Lines holding the string "Users" are the ones to copy; find them all in the data.
+ + + + +
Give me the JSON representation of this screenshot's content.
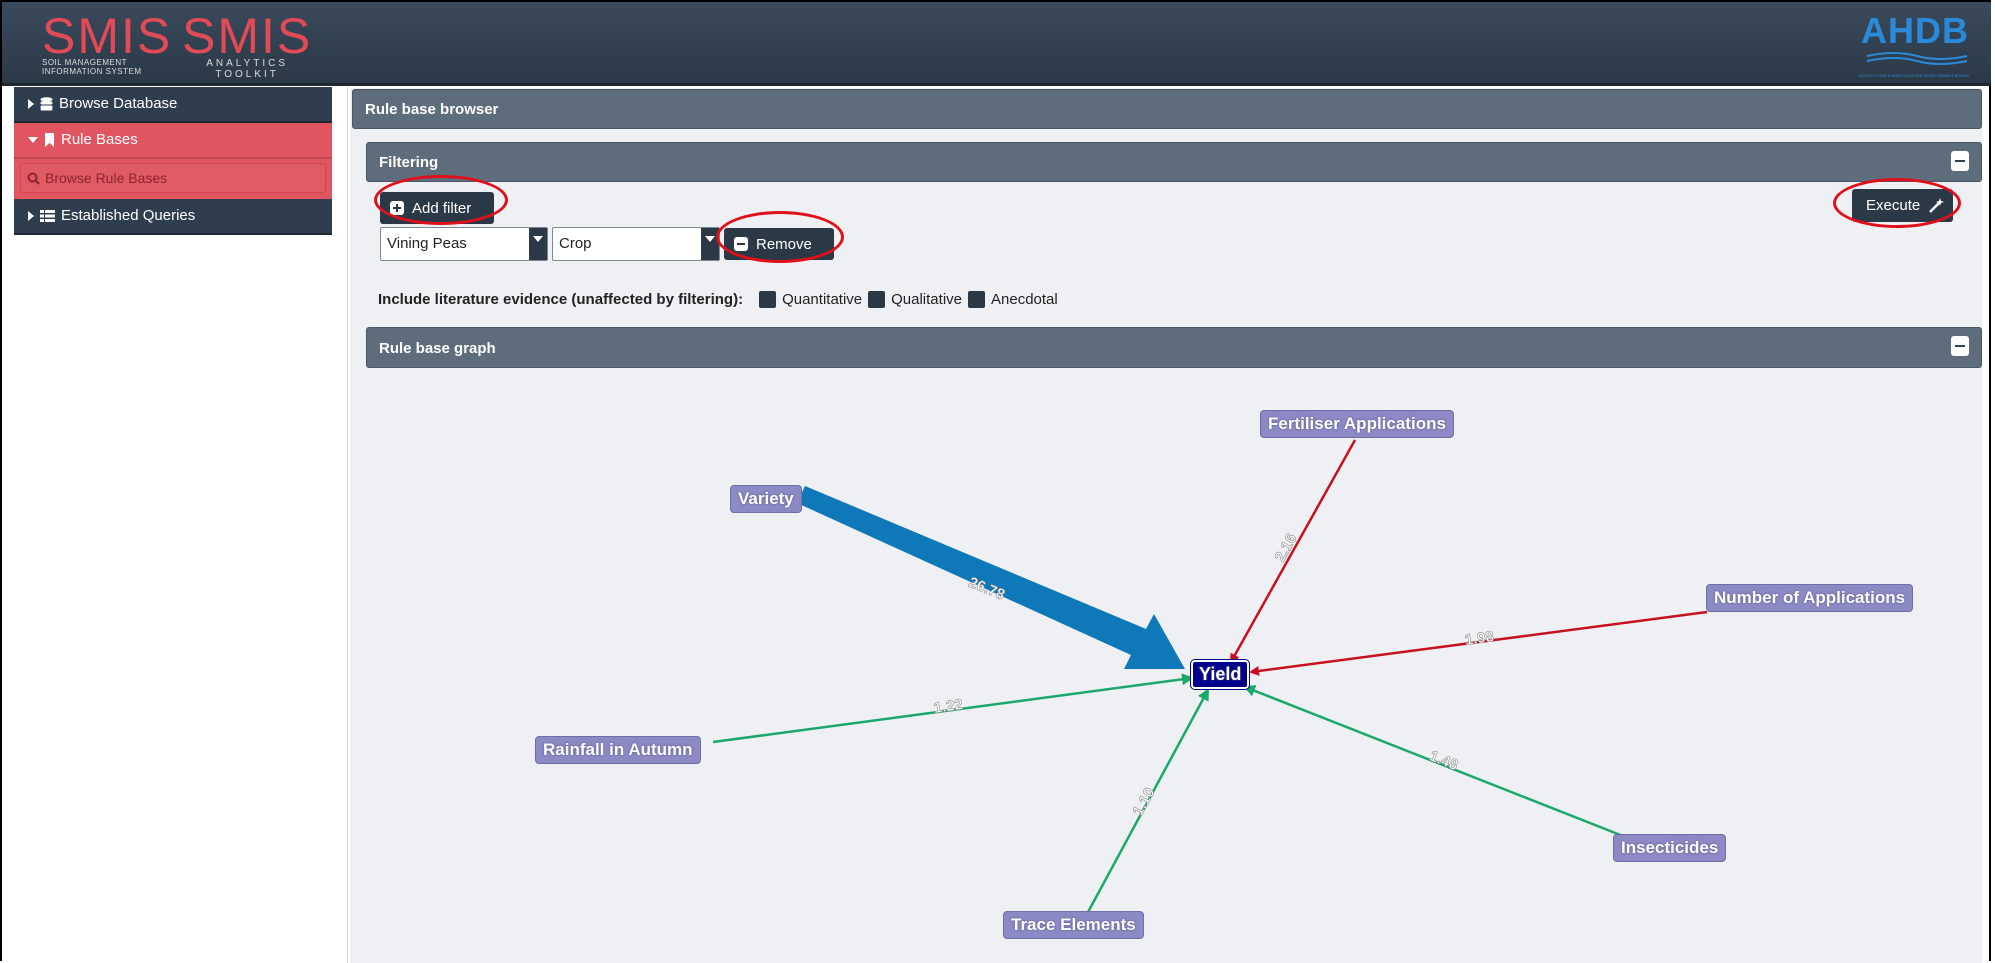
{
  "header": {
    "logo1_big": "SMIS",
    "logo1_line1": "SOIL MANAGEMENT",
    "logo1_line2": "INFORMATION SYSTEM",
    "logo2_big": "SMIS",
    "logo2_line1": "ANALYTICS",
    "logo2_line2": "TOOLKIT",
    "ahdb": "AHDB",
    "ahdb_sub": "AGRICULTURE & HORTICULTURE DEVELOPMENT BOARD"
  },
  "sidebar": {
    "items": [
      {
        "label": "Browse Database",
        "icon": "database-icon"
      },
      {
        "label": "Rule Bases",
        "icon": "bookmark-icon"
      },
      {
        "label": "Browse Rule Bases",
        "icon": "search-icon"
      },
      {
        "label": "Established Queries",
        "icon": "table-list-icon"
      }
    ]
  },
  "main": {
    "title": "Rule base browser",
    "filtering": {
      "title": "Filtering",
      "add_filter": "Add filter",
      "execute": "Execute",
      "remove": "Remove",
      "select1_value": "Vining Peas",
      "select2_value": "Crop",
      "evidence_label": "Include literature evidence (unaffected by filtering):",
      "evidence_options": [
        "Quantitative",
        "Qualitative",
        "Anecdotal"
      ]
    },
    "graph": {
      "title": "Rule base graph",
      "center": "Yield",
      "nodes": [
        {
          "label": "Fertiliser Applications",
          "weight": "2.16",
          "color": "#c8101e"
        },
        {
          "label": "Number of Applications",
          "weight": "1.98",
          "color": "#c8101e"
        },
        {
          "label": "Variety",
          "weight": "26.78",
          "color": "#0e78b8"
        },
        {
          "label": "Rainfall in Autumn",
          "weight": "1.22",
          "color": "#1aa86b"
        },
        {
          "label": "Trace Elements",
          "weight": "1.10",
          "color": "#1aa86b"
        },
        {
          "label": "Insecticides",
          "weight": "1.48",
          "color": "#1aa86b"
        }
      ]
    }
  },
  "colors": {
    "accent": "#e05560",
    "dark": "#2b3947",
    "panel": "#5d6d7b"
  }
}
+ + + + +
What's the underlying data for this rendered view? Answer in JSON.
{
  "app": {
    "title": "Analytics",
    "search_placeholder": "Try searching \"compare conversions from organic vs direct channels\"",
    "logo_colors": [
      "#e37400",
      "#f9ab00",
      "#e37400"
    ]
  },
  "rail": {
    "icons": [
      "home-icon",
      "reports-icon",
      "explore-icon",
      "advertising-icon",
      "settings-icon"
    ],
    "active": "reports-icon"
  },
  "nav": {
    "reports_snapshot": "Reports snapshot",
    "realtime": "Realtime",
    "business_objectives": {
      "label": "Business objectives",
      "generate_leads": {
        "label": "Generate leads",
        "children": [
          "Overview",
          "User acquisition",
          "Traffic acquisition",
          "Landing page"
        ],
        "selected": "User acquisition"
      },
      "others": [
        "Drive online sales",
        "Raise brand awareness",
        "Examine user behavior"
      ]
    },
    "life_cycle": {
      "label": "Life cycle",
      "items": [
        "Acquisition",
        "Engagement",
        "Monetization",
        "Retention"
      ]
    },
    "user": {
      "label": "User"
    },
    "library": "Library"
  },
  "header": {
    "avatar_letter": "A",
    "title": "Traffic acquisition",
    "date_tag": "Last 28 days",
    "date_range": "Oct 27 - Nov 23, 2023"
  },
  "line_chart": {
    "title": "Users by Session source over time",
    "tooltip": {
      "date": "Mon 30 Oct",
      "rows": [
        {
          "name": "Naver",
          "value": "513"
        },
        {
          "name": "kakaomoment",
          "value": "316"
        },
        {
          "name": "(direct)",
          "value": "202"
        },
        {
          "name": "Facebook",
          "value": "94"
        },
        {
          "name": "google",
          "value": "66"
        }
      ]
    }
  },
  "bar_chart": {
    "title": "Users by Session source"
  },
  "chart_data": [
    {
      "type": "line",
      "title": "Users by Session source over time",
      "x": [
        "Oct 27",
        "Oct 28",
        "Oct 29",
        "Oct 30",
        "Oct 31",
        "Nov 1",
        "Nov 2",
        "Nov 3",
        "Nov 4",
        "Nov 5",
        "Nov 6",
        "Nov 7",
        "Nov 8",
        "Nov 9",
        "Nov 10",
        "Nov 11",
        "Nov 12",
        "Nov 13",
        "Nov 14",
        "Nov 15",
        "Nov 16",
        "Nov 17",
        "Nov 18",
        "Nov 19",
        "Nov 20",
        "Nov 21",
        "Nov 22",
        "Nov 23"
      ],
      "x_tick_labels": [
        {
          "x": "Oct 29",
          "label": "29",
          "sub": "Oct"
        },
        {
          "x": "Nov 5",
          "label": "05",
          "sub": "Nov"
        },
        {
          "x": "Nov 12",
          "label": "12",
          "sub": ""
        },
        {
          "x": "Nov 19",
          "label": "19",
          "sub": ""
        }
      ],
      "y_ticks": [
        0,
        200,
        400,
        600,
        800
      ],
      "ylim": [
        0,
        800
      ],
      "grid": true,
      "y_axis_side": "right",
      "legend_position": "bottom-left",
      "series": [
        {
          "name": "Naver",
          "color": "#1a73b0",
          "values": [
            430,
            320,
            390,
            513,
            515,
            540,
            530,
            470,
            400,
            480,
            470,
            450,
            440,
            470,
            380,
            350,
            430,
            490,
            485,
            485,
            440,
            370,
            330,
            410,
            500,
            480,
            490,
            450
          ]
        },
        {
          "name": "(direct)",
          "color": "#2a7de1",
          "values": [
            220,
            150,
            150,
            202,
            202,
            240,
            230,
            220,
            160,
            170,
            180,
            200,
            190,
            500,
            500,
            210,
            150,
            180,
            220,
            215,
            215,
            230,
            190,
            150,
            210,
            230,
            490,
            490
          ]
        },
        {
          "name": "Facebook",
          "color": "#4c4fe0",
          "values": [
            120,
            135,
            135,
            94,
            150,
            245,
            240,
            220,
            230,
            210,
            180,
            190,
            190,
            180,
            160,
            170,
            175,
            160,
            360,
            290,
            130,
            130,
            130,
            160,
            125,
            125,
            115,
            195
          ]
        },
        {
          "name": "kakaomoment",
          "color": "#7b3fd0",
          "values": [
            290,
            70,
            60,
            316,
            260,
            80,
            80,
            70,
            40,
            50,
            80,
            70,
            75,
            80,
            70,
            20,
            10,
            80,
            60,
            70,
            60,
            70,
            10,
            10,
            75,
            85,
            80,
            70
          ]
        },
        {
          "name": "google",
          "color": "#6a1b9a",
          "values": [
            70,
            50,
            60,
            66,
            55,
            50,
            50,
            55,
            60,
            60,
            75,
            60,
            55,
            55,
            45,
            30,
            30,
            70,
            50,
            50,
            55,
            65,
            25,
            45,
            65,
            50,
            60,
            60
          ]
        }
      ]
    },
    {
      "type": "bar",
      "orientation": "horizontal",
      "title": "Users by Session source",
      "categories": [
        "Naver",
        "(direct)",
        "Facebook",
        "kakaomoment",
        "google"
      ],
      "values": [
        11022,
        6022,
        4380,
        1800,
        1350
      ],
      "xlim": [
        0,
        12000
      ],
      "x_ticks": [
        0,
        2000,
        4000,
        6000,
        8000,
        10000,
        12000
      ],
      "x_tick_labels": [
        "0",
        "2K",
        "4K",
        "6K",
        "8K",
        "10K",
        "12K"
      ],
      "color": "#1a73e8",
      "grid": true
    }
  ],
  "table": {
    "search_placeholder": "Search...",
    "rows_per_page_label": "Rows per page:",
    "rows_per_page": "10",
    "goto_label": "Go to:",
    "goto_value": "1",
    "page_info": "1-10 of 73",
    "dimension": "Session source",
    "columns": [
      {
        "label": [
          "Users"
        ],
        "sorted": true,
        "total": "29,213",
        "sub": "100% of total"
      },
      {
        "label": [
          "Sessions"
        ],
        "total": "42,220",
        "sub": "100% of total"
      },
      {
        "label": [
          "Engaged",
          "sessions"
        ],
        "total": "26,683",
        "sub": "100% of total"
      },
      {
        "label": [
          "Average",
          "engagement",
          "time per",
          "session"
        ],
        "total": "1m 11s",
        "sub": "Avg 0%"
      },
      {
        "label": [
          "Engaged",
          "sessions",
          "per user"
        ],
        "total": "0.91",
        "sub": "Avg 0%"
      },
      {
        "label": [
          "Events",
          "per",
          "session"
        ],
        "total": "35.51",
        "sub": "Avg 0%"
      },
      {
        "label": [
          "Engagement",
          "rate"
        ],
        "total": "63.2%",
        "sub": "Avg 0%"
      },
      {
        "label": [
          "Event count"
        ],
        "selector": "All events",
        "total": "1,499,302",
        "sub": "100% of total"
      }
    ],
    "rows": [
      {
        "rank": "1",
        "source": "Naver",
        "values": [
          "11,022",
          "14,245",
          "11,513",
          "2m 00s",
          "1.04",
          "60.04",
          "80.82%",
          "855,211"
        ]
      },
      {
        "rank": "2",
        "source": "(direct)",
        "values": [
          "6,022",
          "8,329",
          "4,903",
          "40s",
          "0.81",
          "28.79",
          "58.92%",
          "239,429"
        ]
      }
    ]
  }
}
+ + + + +
◆ Written solution ◆
    "title": "Users by Session source over time",
    "title": "Users by Session source"
      "title": "Users by Session source over time",
      "title": "Users by Session source",
          "Users"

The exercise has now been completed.